──────── Data for this task ────────

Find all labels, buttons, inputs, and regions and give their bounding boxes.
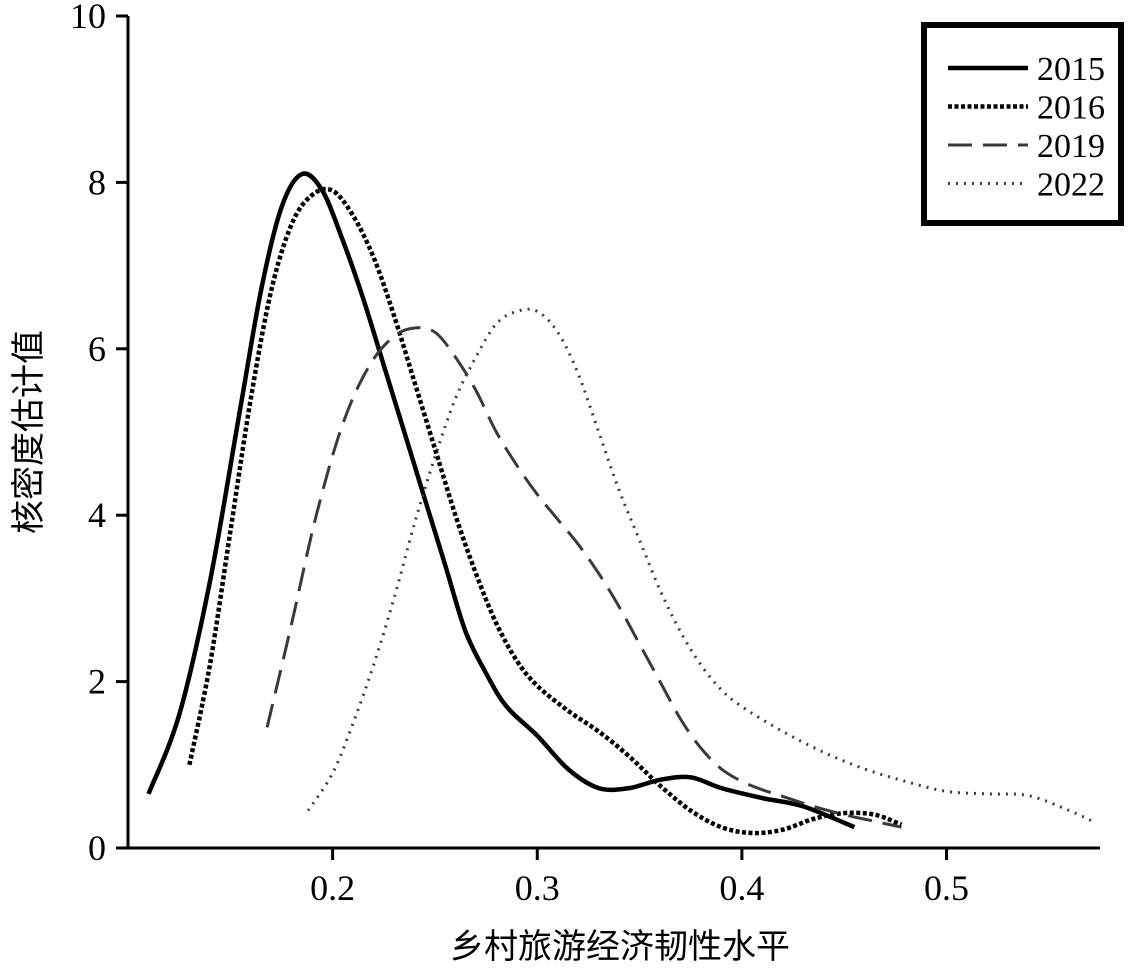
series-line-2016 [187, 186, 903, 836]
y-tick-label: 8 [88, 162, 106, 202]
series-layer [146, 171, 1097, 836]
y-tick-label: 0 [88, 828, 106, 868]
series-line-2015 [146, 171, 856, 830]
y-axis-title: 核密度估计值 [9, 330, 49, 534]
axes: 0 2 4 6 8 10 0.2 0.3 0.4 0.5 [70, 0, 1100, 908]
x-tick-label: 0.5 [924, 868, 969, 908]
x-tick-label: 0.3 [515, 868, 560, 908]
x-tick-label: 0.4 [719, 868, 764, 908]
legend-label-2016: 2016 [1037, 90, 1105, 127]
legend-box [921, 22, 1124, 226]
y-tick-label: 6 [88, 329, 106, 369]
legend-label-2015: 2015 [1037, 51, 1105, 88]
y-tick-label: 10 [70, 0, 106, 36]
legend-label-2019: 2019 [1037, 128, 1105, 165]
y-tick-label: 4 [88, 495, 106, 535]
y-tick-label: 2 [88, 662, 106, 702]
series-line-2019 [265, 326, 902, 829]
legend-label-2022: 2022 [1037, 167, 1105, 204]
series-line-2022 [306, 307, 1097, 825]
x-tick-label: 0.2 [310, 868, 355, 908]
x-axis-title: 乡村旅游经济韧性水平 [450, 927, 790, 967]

────────

◆ **Exercise**
Express the lines of the records above as a JSON list of strings, one string per line, leaving out blank lines and the pictures.

◆ **Written response**
[
  "Find all labels, buttons, inputs, and regions and give their bounding boxes.",
  "series-line-2016 [187, 186, 903, 836]",
  "y-tick-label: 8 [88, 162, 106, 202]",
  "series-layer [146, 171, 1097, 836]",
  "y-tick-label: 0 [88, 828, 106, 868]",
  "series-line-2015 [146, 171, 856, 830]",
  "y-axis-title: 核密度估计值 [9, 330, 49, 534]",
  "axes: 0 2 4 6 8 10 0.2 0.3 0.4 0.5 [70, 0, 1100, 908]",
  "x-tick-label: 0.5 [924, 868, 969, 908]",
  "x-tick-label: 0.3 [515, 868, 560, 908]",
  "x-tick-label: 0.4 [719, 868, 764, 908]",
  "legend-label-2016: 2016 [1037, 90, 1105, 127]",
  "legend-box [921, 22, 1124, 226]",
  "y-tick-label: 6 [88, 329, 106, 369]",
  "legend-label-2015: 2015 [1037, 51, 1105, 88]",
  "y-tick-label: 10 [70, 0, 106, 36]",
  "legend-label-2019: 2019 [1037, 128, 1105, 165]",
  "y-tick-label: 4 [88, 495, 106, 535]",
  "y-tick-label: 2 [88, 662, 106, 702]",
  "series-line-2019 [265, 326, 902, 829]",
  "legend-label-2022: 2022 [1037, 167, 1105, 204]",
  "series-line-2022 [306, 307, 1097, 825]",
  "x-tick-label: 0.2 [310, 868, 355, 908]",
  "x-axis-title: 乡村旅游经济韧性水平 [450, 927, 790, 967]"
]